** Apply what you read **
A – Answer these questions using the newsletter excerpt:
(i) About what Lexile level is the Unwanted series?
(ii) In what year did Stacey Crognale start Greythorne?
(iii) What is the name of John Reeder's podcast?
B – Transcribe the newsletter excerpt from "Job Posting" to "with her directly.".
C – Pick up the newsletter excerpt after its last line and keep writing.

** Excerpt **
A top decile 3rd grader reads the same as a bottom decile 9th grader. Popular writing is about 4th-grade level. I asked my 7th grader to read a page from Screwtape and he liked it! He started it this past Thursday, after wrapping the Unwanted series he was addicted to. I looked them up. Only about 800 Lexile. Confirming my frustration that while he reads a ton, it all seems below grade level.

But I guess that’s true for almost everyone.

If interested, years ago, I compiled this table of books for kids based on reader recs or personal experience. It includes Lexile scores:

https://notion.moontowermeta.com/book-ideas-for-kids

 


Job Posting

Financial Sourcer/Researcher – Part-Time, Remote (Greythorne Associates)

We’re looking for a skilled researcher who can find talented quant traders, PMs, and strategists—the people who don’t respond to generic recruiter messages.

Greythorne is Stacey Crognale’s recruiting firm. Stacey was the director of HR at SIG when I was hired back in 2000. She started Greythorne in 2007 and specializes in quant finance with an especially strong pipeline in prop trading. This role is not an external mandate, but to work with her directly.

—> Apply here


A chat with John Reeder

John is the man behind the Risk of Ruin podcast. He interviews advantage gamblers and the occasional investor. The format is one of my favorite. It’s more like an audio essay than an interview. He does a lot of writing for them, weaving together his knowledge and lessons from experience and discussions, and then treats the guests answers the way you quote in an essay.

I’ve always been impressed by how well they are put together not to mention how much work they clearly require. As a long-time fan, I was totally honored to be invited on. John’s questions are always thoughtful and unique.

🎙️The episode is available on Spotify

We don’t get into the nitty gritty of options because that’s not the audience here, but for those interested in options, I do explain why vol trading is easier than directional trading (and why this is not the refuge it sounds like).

 


Money Angle

So You Want to Abolish Property Taxes ( Lars Doucet)

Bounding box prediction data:
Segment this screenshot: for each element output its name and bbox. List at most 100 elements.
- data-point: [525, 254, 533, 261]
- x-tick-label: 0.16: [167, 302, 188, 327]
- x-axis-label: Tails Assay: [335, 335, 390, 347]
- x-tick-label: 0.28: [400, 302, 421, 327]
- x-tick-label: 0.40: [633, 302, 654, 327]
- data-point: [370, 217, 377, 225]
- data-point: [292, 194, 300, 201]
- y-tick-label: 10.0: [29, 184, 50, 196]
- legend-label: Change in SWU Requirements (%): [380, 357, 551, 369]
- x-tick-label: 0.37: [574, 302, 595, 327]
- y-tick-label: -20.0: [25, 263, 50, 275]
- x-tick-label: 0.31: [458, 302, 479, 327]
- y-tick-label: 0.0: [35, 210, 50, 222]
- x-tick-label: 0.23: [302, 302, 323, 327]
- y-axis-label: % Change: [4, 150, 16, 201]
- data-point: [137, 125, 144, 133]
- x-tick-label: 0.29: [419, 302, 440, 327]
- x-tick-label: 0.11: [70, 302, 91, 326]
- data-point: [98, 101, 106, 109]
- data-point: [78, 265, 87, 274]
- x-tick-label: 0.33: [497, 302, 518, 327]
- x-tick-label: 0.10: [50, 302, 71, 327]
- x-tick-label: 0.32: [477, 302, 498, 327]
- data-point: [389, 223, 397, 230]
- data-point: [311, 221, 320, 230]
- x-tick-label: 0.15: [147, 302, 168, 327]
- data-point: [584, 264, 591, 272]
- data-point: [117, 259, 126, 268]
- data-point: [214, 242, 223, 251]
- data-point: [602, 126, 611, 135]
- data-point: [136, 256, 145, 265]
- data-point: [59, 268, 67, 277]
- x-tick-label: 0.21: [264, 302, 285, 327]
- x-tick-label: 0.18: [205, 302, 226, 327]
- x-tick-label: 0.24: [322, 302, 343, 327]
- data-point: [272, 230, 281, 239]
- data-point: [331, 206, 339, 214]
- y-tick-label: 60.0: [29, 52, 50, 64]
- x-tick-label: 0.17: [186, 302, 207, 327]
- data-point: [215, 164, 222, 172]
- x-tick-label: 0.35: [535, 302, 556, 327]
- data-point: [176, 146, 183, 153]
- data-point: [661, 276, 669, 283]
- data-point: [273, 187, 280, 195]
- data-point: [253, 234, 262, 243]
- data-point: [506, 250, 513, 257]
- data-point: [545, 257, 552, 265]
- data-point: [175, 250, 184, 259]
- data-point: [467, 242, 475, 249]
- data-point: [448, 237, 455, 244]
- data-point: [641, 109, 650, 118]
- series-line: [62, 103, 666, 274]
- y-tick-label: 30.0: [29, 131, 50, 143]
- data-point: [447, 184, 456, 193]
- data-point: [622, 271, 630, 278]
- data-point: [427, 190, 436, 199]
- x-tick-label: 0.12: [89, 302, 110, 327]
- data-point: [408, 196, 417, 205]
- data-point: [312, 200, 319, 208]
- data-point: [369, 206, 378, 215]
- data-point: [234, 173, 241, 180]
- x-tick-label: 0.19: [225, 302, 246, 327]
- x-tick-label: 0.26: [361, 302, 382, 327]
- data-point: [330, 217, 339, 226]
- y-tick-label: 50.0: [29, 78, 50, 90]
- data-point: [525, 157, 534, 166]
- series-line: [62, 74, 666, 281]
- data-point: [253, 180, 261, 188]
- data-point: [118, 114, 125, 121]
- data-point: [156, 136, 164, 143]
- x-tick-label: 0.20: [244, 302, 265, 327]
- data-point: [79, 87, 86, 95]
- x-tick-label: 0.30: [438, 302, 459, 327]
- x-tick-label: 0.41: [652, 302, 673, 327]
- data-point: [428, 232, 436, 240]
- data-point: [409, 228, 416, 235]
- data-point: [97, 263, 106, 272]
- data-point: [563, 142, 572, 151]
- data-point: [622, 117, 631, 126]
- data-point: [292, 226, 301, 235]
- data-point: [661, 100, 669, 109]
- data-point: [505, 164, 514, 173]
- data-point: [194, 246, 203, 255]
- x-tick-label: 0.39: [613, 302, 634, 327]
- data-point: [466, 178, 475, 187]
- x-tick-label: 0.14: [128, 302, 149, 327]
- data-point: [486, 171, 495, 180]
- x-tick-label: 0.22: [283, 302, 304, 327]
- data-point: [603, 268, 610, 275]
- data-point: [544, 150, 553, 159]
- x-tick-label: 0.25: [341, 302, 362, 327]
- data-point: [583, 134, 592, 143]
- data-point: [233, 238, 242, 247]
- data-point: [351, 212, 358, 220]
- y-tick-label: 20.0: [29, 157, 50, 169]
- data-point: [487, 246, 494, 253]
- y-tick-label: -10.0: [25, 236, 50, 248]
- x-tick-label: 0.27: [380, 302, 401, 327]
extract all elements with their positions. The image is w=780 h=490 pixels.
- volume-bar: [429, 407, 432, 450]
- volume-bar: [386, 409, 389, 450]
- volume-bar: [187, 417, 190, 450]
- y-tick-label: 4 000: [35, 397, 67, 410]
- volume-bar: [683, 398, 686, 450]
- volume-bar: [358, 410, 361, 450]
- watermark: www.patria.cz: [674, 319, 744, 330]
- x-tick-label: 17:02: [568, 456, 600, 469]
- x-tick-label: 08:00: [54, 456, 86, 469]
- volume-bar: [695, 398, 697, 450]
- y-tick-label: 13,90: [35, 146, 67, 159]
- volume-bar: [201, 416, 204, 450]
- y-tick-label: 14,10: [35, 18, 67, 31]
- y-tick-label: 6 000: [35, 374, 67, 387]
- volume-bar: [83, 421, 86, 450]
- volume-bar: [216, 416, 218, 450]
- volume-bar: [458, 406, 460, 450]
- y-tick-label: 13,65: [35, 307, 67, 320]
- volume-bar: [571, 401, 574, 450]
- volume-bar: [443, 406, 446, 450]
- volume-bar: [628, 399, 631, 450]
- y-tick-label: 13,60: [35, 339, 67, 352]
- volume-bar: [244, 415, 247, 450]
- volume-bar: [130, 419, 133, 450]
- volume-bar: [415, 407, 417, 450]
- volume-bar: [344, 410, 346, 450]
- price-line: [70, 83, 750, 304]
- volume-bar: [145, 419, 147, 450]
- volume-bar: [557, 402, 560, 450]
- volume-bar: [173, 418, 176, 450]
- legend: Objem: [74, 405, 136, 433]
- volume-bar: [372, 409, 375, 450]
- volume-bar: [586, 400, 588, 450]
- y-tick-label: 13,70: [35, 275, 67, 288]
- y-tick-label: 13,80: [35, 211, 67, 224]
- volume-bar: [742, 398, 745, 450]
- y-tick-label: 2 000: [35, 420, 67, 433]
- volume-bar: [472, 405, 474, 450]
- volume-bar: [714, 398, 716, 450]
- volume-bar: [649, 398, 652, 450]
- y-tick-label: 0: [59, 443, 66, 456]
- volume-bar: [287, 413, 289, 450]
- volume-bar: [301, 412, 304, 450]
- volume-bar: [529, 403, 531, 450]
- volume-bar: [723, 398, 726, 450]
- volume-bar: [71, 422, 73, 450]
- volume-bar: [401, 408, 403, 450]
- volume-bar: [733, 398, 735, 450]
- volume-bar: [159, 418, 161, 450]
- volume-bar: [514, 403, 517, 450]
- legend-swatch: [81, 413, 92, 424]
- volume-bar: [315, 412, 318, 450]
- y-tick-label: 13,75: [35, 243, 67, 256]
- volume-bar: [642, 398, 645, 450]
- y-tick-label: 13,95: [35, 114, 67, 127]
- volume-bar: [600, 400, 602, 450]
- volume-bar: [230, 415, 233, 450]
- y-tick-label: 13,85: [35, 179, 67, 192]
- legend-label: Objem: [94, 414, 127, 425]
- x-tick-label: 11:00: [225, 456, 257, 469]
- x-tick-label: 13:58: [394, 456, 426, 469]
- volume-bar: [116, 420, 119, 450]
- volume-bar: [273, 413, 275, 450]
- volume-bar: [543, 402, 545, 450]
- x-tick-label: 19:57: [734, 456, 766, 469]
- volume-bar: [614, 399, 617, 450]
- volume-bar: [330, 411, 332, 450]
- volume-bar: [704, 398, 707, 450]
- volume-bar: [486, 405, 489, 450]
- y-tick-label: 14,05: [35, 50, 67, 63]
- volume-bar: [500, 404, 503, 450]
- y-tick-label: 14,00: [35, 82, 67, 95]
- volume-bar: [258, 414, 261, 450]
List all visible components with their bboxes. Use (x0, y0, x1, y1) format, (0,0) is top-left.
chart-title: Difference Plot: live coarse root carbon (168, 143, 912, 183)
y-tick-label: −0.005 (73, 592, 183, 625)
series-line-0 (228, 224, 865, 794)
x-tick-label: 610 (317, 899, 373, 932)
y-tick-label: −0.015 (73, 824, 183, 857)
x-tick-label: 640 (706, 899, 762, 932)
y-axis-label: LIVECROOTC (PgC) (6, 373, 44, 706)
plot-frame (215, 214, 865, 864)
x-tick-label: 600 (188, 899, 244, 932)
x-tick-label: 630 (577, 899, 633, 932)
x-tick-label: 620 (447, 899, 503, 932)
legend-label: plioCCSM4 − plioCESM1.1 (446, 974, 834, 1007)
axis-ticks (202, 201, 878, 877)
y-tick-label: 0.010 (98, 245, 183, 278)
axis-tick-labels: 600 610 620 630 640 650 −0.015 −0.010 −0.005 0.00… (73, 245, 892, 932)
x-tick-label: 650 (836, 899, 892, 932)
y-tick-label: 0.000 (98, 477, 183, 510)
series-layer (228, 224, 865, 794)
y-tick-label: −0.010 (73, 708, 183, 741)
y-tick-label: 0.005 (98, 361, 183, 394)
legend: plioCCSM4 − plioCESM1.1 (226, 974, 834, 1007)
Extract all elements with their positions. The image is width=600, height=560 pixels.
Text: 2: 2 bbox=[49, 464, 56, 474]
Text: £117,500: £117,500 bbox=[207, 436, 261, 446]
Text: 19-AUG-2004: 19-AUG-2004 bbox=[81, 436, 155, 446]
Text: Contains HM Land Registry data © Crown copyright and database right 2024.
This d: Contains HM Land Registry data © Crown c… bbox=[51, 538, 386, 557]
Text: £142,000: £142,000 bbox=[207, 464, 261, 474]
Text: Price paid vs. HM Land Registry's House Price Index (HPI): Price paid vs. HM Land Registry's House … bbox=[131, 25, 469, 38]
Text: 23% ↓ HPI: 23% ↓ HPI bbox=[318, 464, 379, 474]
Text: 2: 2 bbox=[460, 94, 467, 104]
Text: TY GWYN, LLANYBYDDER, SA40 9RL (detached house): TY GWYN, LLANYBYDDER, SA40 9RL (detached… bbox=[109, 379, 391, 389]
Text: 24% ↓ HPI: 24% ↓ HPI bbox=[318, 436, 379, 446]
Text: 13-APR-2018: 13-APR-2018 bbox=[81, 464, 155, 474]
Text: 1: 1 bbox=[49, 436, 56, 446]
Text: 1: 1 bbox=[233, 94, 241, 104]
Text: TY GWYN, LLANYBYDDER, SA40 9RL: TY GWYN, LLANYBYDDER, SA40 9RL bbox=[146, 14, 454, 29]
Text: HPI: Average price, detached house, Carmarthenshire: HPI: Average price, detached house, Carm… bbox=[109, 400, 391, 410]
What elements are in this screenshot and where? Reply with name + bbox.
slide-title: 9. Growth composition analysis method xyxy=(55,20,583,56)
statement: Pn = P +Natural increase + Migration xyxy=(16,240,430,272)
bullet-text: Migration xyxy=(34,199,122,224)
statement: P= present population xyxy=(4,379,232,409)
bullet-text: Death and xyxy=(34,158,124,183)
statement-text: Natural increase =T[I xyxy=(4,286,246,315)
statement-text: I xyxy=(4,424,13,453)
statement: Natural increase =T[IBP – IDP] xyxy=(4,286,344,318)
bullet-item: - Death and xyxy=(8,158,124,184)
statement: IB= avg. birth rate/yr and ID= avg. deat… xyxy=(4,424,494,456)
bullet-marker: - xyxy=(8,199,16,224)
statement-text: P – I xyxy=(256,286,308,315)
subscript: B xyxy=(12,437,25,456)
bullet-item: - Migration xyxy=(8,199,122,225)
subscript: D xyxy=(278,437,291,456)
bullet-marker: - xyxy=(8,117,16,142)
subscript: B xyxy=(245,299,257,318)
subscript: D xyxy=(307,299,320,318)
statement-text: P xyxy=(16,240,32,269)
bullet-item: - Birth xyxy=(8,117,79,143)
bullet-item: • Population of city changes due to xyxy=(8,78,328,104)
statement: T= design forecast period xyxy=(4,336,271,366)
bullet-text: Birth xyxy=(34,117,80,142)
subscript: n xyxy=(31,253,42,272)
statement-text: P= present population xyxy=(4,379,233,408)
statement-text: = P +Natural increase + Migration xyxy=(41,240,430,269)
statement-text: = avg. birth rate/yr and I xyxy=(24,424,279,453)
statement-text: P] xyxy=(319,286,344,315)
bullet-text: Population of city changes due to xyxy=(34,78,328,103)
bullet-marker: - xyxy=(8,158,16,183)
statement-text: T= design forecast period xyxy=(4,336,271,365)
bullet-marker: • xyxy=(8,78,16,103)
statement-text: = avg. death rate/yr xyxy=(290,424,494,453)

** Response list **
A –
(i) About 800 Lexile.
(ii) 2007.
(iii) Risk of Ruin.

B –
Job Posting

Financial Sourcer/Researcher – Part-Time, Remote (Greythorne Associates)

We’re looking for a skilled researcher who can find talented quant traders, PMs, and strategists—the people who don’t respond to generic recruiter messages.

Greythorne is Stacey Crognale’s recruiting firm. Stacey was the director of HR at SIG when I was hired back in 2000. She started Greythorne in 2007 and specializes in quant finance with an especially strong pipeline in prop trading. This role is not an external mandate, but to work with her directly.

C –
I remember being on some freeway, I mean highway, in the DFW area and seeing a billboard for some candidate promising to 86 property taxes. As a CA resident drawn to Georgist economic principles, in no small part due to Lars’ persuasive education, I’m just shaking my head as I whizz past the smarmy ad. Like what’s wrong with you? Your state’s economy is a positive role model — no state income tax, high property taxes, and allows builders to build. And you come up with this?

If your plea of “Don’t California My Texas” amounts to symbolic own-the-libs gestures like banning rainbow crosswalks and cannabis while inviting, hell, speedrunning Prop 13 distortions, then you are about as serious as a pixie stick.

Lars breaks it down so well, just check it out. If nothing else, read the section Answers to Various Objections.

 

Money Angle For Masochists

Option trader and author Euan Sinclair published a labor-of-love project that will become a cult classic for trading nerds.

The Theta Pig Letters

It is a remarkable pastiche of none other than — The Screwtape Letters.

The Screwtape Letters are an escalating correspondence between the devil and his demon protege Wormwood. The devil is teaching his dear nephew how to sabotage the lives of humans.

The Theta Pig Letters are an exchange between a master manipulator and his understudy whose trying to undermine traders attempts to succeed.

It’s not only brilliant, it’s fun to read. The condescending tone towards the incompetent nephew is relentlessly hilarious.

You can download it here:

The Theta Pig Letters
665KB ∙ PDF file

Download

A selection of excerpts:

  • The mistakes described here are not rare. They are routine. They do not announce themselves as errors. They arrive dressed as insight.
  • My dear Backtest: Congratulations on your first assignment. There is nothing quite so exhilarating as the early days of a Patient’s trading career, when vanity and vulnerability sit so invitingly close together. Trading, you must tell him, is uniquely stressful. Unbearably so. More grueling than any other occupation. (Do not, under any circumstances, allow him to reflect that bartenders suffer drunks, that teachers manage thirty howling infants, or that soldiers are expected to remain calm while being shot at.)Encourage him to think of himself as a kind of artist-warrior—misunderstood by ordinary mortals, ennobled by his suffering. His partner’s raised eyebrow becomes an attack on genius. Any well-meaning question is interpreted as doubt. He will learn to ignore those who do not mirror his self-image and surround himself only with those who validate it.And better still, he will eventually seek out “kindred spirits”—online forums, trading chatrooms, or overpriced mentorships—where the mythology is reinforced. He will not look for conflicting views or rigorous critique. He will look for comrades in suffering, not comrades in truth. A good trader seeks out disagreement; your Patient will seek only confirmation. the more he believes that trading is uniquely punishing, the less responsibility he will take for improving his own skills. The idea that competence, not courage, is the antidote to stress must never cross his mind. If he begins to study properly, to practice restraint, to track his errors with cold detachment—well, then you will have lost him. He will, without realizing it, become sturdy.
  • Let him convince himself that the law of large numbers is his ally, not his executioner.
  • Let them drown in a sea of partial differential equations and symbolic regressions.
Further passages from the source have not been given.